Recorded data
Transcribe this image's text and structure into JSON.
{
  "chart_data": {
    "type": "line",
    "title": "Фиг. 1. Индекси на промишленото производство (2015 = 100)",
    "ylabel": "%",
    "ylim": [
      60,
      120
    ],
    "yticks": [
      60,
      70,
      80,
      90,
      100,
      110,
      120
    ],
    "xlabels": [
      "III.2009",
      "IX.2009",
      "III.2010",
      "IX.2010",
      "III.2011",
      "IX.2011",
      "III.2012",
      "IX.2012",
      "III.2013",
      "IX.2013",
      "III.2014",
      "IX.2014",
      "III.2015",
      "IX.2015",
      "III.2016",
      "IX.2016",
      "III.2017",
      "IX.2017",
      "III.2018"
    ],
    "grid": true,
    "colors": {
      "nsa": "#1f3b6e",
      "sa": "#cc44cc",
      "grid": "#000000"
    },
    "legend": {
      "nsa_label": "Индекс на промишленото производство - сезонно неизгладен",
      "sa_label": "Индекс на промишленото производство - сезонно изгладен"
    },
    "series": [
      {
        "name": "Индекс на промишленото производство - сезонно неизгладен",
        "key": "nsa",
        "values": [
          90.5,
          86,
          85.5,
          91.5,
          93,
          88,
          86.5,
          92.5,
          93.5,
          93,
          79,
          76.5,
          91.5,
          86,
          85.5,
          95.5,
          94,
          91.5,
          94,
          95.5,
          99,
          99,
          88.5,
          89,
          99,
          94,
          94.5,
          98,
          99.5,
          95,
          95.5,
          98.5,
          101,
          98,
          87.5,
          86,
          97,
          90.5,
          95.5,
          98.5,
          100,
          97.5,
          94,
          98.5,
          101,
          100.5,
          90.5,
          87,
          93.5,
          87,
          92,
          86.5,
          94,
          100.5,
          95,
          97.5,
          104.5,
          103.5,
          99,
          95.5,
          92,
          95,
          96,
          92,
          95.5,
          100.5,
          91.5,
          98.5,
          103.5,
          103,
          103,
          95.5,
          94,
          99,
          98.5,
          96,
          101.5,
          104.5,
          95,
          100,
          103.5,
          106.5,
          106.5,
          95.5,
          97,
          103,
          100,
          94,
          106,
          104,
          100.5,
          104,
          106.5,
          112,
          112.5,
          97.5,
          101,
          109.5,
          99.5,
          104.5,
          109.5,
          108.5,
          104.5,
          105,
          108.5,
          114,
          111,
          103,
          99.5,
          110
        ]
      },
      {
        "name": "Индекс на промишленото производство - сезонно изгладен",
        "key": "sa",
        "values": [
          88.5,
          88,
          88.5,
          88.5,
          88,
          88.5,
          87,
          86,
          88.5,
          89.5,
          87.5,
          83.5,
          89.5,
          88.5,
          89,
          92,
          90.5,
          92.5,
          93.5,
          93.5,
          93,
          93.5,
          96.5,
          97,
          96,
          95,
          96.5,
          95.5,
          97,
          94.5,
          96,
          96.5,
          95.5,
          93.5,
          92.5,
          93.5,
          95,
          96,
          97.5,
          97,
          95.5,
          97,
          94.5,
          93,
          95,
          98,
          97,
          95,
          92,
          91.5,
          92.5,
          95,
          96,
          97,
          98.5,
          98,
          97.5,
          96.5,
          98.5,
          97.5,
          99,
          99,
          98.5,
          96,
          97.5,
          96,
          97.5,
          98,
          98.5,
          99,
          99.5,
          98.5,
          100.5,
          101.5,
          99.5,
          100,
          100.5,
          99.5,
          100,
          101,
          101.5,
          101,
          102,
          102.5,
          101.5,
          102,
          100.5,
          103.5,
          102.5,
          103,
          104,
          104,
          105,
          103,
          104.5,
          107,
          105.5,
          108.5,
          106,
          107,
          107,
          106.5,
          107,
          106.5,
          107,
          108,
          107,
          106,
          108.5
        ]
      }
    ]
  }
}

◆ The problem
Restate every line of the data word for word.

◆ Exercise response
Transcribe this image's text and structure into JSON.
{
  "chart_data": {
    "type": "line",
    "title": "Фиг. 1. Индекси на промишленото производство (2015 = 100)",
    "ylabel": "%",
    "ylim": [
      60,
      120
    ],
    "yticks": [
      60,
      70,
      80,
      90,
      100,
      110,
      120
    ],
    "xlabels": [
      "III.2009",
      "IX.2009",
      "III.2010",
      "IX.2010",
      "III.2011",
      "IX.2011",
      "III.2012",
      "IX.2012",
      "III.2013",
      "IX.2013",
      "III.2014",
      "IX.2014",
      "III.2015",
      "IX.2015",
      "III.2016",
      "IX.2016",
      "III.2017",
      "IX.2017",
      "III.2018"
    ],
    "grid": true,
    "colors": {
      "nsa": "#1f3b6e",
      "sa": "#cc44cc",
      "grid": "#000000"
    },
    "legend": {
      "nsa_label": "Индекс на промишленото производство - сезонно неизгладен",
      "sa_label": "Индекс на промишленото производство - сезонно изгладен"
    },
    "series": [
      {
        "name": "Индекс на промишленото производство - сезонно неизгладен",
        "key": "nsa",
        "values": [
          90.5,
          86,
          85.5,
          91.5,
          93,
          88,
          86.5,
          92.5,
          93.5,
          93,
          79,
          76.5,
          91.5,
          86,
          85.5,
          95.5,
          94,
          91.5,
          94,
          95.5,
          99,
          99,
          88.5,
          89,
          99,
          94,
          94.5,
          98,
          99.5,
          95,
          95.5,
          98.5,
          101,
          98,
          87.5,
          86,
          97,
          90.5,
          95.5,
          98.5,
          100,
          97.5,
          94,
          98.5,
          101,
          100.5,
          90.5,
          87,
          93.5,
          87,
          92,
          86.5,
          94,
          100.5,
          95,
          97.5,
          104.5,
          103.5,
          99,
          95.5,
          92,
          95,
          96,
          92,
          95.5,
          100.5,
          91.5,
          98.5,
          103.5,
          103,
          103,
          95.5,
          94,
          99,
          98.5,
          96,
          101.5,
          104.5,
          95,
          100,
          103.5,
          106.5,
          106.5,
          95.5,
          97,
          103,
          100,
          94,
          106,
          104,
          100.5,
          104,
          106.5,
          112,
          112.5,
          97.5,
          101,
          109.5,
          99.5,
          104.5,
          109.5,
          108.5,
          104.5,
          105,
          108.5,
          114,
          111,
          103,
          99.5,
          110
        ]
      },
      {
        "name": "Индекс на промишленото производство - сезонно изгладен",
        "key": "sa",
        "values": [
          88.5,
          88,
          88.5,
          88.5,
          88,
          88.5,
          87,
          86,
          88.5,
          89.5,
          87.5,
          83.5,
          89.5,
          88.5,
          89,
          92,
          90.5,
          92.5,
          93.5,
          93.5,
          93,
          93.5,
          96.5,
          97,
          96,
          95,
          96.5,
          95.5,
          97,
          94.5,
          96,
          96.5,
          95.5,
          93.5,
          92.5,
          93.5,
          95,
          96,
          97.5,
          97,
          95.5,
          97,
          94.5,
          93,
          95,
          98,
          97,
          95,
          92,
          91.5,
          92.5,
          95,
          96,
          97,
          98.5,
          98,
          97.5,
          96.5,
          98.5,
          97.5,
          99,
          99,
          98.5,
          96,
          97.5,
          96,
          97.5,
          98,
          98.5,
          99,
          99.5,
          98.5,
          100.5,
          101.5,
          99.5,
          100,
          100.5,
          99.5,
          100,
          101,
          101.5,
          101,
          102,
          102.5,
          101.5,
          102,
          100.5,
          103.5,
          102.5,
          103,
          104,
          104,
          105,
          103,
          104.5,
          107,
          105.5,
          108.5,
          106,
          107,
          107,
          106.5,
          107,
          106.5,
          107,
          108,
          107,
          106,
          108.5
        ]
      }
    ]
  }
}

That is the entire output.